*Do this*: Reproduce word for word every line of the items from the very start down through the line that contains "- left-y-tick-label: 0: [42, 343, 50, 359]".

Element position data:
○ ○ ○ ○ ○
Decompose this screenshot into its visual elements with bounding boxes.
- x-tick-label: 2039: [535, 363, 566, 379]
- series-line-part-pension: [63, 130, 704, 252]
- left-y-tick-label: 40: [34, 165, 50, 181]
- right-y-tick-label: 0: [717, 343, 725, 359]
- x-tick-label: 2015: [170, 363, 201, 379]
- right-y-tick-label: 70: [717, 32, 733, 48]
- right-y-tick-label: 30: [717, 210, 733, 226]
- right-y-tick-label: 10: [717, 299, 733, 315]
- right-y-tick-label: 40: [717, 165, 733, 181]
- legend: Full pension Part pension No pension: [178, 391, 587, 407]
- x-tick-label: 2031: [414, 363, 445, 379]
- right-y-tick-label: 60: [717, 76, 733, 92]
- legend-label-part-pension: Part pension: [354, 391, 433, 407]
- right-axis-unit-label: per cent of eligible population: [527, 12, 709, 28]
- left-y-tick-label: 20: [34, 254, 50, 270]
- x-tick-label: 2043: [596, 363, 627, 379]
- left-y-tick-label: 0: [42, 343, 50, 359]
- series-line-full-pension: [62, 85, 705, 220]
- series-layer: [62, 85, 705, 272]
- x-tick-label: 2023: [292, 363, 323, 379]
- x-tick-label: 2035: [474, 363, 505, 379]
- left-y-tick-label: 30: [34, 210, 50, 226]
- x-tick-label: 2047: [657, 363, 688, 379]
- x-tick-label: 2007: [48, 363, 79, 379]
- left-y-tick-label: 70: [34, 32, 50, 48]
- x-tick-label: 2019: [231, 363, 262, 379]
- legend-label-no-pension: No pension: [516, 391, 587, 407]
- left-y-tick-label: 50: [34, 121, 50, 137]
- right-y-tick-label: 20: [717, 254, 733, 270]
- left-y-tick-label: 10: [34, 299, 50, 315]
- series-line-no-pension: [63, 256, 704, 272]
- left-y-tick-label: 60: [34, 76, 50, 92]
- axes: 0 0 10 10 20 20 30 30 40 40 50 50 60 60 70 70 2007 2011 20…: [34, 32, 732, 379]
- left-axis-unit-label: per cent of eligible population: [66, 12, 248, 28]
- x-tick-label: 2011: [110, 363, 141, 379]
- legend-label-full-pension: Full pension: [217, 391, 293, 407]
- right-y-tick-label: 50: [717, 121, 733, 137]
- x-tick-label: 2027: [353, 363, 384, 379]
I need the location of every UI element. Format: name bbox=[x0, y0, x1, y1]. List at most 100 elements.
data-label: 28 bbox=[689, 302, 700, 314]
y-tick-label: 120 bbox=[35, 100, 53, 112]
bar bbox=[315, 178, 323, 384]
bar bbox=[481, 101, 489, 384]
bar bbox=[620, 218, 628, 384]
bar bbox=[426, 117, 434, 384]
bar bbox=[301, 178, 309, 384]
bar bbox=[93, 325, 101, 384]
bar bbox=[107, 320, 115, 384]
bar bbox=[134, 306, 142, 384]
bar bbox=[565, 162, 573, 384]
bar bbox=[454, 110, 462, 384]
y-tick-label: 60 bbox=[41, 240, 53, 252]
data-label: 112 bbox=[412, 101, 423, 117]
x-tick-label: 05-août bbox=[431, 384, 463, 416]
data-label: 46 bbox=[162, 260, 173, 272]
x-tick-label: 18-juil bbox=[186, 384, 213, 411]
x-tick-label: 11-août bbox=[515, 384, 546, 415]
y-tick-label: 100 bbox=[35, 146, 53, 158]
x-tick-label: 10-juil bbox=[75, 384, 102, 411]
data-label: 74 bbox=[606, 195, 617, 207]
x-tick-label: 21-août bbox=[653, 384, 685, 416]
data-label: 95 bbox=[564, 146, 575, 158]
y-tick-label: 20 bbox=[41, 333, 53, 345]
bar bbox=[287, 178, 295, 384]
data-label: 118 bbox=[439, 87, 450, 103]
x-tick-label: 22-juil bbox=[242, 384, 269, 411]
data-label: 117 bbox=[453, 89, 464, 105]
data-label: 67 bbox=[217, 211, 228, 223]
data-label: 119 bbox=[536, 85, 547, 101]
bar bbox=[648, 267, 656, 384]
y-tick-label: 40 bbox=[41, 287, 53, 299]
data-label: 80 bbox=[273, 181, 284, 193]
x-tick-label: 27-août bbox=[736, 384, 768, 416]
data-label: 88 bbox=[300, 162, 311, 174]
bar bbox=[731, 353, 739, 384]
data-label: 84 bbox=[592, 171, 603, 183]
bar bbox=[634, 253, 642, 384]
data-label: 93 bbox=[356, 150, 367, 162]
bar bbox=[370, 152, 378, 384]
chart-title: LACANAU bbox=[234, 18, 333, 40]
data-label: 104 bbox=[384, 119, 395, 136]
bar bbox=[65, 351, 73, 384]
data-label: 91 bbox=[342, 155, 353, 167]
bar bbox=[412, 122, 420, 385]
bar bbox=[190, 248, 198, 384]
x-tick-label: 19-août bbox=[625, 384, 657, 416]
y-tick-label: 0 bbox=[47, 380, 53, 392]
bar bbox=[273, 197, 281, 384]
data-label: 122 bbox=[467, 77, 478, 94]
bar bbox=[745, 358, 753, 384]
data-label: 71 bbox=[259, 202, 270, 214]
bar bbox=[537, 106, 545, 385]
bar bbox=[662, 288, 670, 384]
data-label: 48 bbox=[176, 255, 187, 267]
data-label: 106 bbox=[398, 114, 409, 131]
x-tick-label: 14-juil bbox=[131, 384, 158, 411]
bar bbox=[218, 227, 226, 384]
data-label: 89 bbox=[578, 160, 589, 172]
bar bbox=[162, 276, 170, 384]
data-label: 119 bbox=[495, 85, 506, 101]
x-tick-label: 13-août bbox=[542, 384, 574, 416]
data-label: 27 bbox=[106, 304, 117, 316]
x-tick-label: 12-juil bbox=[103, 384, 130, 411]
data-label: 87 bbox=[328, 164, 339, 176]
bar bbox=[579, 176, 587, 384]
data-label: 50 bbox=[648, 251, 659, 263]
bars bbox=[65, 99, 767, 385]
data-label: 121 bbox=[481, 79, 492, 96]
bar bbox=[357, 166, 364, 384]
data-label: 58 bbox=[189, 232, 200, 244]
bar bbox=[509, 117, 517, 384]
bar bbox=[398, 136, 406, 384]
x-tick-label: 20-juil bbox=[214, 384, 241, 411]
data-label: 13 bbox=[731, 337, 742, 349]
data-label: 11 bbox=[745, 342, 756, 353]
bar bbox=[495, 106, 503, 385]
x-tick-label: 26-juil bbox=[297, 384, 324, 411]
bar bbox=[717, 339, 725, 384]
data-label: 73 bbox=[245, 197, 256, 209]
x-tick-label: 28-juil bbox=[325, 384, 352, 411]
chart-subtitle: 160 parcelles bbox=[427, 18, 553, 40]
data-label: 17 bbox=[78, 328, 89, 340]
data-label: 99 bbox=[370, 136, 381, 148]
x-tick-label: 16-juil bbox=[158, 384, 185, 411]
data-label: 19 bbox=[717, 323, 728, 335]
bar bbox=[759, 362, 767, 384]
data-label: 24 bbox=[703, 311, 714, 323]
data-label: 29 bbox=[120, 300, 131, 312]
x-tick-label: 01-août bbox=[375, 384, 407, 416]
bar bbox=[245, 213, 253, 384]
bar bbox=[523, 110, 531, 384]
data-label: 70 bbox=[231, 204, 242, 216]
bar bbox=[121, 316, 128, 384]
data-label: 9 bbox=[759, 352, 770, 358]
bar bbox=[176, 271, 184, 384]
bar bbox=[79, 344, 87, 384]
○ ○ ○ ○ ○
*Written answer*:
Decompose this screenshot into its visual elements with bounding boxes.
- x-tick-label: 2039: [535, 363, 566, 379]
- series-line-part-pension: [63, 130, 704, 252]
- left-y-tick-label: 40: [34, 165, 50, 181]
- right-y-tick-label: 0: [717, 343, 725, 359]
- x-tick-label: 2015: [170, 363, 201, 379]
- right-y-tick-label: 70: [717, 32, 733, 48]
- right-y-tick-label: 30: [717, 210, 733, 226]
- right-y-tick-label: 10: [717, 299, 733, 315]
- right-y-tick-label: 40: [717, 165, 733, 181]
- legend: Full pension Part pension No pension: [178, 391, 587, 407]
- x-tick-label: 2031: [414, 363, 445, 379]
- right-y-tick-label: 60: [717, 76, 733, 92]
- legend-label-part-pension: Part pension: [354, 391, 433, 407]
- right-axis-unit-label: per cent of eligible population: [527, 12, 709, 28]
- left-y-tick-label: 20: [34, 254, 50, 270]
- x-tick-label: 2043: [596, 363, 627, 379]
- left-y-tick-label: 0: [42, 343, 50, 359]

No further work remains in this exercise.